As we continue to expand globally, we will look to partner with exceptional firms like Qualitas Funds to give us structural advantages in key markets. In addition to our financial and operational successes, we have made meaningful enhancements to our governance profile and broadened the reach of our brand.
In April, we appointed two new Independent Directors to our Board. Stephen Blewitt, an accomplished private markets investment professional, joined the Compensation Committee, and Jennifer Glassman, a private markets seasoned professional and CPA, is now our Audit Committee Chair. Further, in August, we announced our dual listing on the NYSE Texas as one of the exchange's founding members. Finally, we continued our commitment to returning capital to shareholders in 2025. Since the beginning of 2024, we repurchased nearly 11 million shares at a weighted average price of $9.69, representing over $105 million in aggregate.

### Written task A
Do these statements agree with the passage? (i) Jennifer Glassman chairs the Audit Committee. (ii) The dual listing on the NYSE Texas was announced in April. (iii) The repurchased shares were bought at a weighted average price of $9.69.
These rows have no connection to the passage.

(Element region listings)
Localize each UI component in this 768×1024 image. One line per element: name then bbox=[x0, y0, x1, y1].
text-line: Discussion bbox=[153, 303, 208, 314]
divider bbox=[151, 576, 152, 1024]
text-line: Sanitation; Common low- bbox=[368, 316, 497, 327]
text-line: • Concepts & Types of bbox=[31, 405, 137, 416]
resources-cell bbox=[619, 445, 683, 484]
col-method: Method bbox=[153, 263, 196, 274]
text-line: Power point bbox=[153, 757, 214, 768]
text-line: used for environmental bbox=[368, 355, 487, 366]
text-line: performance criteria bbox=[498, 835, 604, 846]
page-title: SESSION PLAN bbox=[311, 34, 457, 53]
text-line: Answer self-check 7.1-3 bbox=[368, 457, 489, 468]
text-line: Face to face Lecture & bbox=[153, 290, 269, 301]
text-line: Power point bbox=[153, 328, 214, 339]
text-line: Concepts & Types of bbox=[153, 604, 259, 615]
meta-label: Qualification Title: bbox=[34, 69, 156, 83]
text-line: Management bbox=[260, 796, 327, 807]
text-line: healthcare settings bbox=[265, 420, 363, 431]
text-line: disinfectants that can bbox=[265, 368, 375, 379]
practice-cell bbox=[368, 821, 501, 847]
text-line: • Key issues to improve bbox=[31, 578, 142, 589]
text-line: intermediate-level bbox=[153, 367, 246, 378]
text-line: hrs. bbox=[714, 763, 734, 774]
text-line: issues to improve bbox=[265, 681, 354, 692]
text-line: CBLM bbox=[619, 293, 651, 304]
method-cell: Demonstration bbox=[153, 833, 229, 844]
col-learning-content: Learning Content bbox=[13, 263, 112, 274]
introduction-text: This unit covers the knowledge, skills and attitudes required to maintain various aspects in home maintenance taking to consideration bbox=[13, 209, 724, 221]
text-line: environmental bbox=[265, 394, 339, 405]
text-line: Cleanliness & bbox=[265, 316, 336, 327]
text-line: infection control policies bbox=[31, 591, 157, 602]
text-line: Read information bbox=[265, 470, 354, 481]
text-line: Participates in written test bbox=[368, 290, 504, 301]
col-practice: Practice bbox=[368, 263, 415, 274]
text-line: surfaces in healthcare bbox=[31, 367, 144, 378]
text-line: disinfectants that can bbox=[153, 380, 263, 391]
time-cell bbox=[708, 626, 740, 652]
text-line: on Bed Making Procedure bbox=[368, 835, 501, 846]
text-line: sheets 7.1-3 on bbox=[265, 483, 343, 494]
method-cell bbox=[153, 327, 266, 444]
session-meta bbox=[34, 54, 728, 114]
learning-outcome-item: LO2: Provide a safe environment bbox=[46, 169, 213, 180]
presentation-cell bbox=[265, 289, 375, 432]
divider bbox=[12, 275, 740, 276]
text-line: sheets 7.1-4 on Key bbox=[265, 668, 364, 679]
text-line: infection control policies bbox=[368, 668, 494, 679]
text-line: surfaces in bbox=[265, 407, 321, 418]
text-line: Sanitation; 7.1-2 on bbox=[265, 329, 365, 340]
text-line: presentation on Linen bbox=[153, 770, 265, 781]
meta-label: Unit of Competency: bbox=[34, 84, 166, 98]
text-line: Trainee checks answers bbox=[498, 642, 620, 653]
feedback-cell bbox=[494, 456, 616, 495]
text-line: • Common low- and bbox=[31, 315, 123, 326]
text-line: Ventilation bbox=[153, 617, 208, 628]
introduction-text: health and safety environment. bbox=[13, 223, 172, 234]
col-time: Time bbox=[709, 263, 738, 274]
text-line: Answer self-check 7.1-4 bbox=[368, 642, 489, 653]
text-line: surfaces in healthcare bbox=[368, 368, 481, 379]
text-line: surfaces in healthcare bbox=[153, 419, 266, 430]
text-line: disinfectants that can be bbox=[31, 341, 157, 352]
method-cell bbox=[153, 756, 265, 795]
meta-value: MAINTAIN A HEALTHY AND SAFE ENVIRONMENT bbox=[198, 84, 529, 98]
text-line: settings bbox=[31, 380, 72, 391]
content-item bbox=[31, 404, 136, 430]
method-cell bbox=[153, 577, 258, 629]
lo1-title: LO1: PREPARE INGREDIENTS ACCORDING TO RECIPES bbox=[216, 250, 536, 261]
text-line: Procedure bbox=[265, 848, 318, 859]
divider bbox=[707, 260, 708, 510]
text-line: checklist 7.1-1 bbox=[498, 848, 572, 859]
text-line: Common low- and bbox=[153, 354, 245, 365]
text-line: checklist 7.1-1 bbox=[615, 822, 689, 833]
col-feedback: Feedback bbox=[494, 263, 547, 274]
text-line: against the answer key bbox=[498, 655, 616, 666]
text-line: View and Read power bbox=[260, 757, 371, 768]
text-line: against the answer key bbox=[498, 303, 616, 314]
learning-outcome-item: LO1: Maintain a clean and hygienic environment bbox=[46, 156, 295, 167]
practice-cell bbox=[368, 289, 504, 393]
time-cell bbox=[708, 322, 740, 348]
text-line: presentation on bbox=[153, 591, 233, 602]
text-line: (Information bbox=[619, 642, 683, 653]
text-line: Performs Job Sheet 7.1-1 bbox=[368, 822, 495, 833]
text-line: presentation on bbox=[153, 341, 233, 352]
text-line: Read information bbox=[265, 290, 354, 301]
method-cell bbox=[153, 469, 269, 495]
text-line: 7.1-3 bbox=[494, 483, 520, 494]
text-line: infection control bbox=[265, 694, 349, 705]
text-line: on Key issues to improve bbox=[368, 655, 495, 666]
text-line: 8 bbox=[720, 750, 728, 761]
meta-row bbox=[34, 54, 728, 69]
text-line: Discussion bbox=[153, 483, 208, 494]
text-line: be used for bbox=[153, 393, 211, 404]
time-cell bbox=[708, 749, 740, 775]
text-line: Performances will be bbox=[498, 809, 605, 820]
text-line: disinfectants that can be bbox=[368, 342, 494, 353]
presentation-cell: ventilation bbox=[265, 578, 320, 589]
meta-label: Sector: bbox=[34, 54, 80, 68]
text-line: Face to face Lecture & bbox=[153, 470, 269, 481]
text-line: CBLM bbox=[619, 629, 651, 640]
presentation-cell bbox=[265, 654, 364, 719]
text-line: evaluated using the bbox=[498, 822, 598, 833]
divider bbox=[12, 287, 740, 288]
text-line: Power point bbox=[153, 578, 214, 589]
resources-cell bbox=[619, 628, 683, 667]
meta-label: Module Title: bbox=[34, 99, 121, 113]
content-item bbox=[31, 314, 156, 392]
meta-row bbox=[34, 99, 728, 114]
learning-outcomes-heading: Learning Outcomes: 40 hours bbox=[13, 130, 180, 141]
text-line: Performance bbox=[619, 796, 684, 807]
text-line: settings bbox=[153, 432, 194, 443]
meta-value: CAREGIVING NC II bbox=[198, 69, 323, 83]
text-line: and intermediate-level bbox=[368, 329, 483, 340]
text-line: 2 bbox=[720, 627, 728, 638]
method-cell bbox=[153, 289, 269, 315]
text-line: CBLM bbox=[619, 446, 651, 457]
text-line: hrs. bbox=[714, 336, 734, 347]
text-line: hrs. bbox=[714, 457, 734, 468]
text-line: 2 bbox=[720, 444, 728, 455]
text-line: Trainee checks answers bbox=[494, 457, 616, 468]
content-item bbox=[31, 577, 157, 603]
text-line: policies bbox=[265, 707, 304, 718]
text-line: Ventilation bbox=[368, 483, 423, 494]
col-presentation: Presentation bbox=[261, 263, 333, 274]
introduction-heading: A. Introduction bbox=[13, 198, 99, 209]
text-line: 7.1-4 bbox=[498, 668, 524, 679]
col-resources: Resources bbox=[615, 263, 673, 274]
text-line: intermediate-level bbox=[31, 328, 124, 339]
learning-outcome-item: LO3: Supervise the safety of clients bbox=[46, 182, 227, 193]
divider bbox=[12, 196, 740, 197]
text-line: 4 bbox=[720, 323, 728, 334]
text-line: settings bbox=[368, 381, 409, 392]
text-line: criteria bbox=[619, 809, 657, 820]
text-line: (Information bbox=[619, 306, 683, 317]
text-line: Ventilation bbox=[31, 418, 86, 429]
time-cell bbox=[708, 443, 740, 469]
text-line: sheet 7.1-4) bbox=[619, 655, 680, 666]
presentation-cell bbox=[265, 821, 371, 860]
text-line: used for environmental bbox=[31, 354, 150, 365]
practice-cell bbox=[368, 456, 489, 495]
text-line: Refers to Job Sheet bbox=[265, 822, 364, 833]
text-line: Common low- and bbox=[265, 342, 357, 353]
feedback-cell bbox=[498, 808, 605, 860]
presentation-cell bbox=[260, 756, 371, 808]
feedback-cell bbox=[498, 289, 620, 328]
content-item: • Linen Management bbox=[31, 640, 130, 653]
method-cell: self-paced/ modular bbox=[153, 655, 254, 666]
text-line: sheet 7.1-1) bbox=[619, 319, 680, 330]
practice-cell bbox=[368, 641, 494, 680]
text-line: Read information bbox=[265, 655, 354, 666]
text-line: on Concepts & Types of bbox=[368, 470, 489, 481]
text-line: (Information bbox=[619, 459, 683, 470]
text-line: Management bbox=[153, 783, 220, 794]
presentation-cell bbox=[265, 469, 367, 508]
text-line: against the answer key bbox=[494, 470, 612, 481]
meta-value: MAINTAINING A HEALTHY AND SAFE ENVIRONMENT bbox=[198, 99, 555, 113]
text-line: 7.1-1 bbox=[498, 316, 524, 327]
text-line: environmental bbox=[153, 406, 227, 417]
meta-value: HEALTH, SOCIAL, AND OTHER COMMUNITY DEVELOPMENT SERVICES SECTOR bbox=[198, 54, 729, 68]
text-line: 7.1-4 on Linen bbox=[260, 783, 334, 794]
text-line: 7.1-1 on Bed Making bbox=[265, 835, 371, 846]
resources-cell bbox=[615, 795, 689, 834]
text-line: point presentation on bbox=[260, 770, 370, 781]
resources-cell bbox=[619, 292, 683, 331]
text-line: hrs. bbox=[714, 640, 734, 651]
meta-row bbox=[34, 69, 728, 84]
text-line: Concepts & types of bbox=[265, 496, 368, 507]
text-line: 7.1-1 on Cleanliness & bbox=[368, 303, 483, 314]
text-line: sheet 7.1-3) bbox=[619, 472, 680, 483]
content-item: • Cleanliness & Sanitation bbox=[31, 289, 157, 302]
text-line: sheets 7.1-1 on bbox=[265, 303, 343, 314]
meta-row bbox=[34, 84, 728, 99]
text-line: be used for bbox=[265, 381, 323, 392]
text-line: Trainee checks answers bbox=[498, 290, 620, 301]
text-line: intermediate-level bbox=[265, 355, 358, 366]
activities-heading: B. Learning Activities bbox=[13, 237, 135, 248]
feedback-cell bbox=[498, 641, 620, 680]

### Written task B
Can you extract the rows word for word, from the first row up to and including the row that contains "page-title: SESSION PLAN"?

### Result A
(i) Yes: "Jennifer Glassman, a private markets seasoned professional and CPA, is now our Audit Committee Chair."
(ii) No: "in August, we announced our dual listing on the NYSE Texas"
(iii) Yes: "we repurchased nearly 11 million shares at a weighted average price of $9.69"

### Result B
Localize each UI component in this 768×1024 image. One line per element: name then bbox=[x0, y0, x1, y1].
text-line: Discussion bbox=[153, 303, 208, 314]
divider bbox=[151, 576, 152, 1024]
text-line: Sanitation; Common low- bbox=[368, 316, 497, 327]
text-line: • Concepts & Types of bbox=[31, 405, 137, 416]
resources-cell bbox=[619, 445, 683, 484]
col-method: Method bbox=[153, 263, 196, 274]
text-line: Power point bbox=[153, 757, 214, 768]
text-line: used for environmental bbox=[368, 355, 487, 366]
text-line: performance criteria bbox=[498, 835, 604, 846]
page-title: SESSION PLAN bbox=[311, 34, 457, 53]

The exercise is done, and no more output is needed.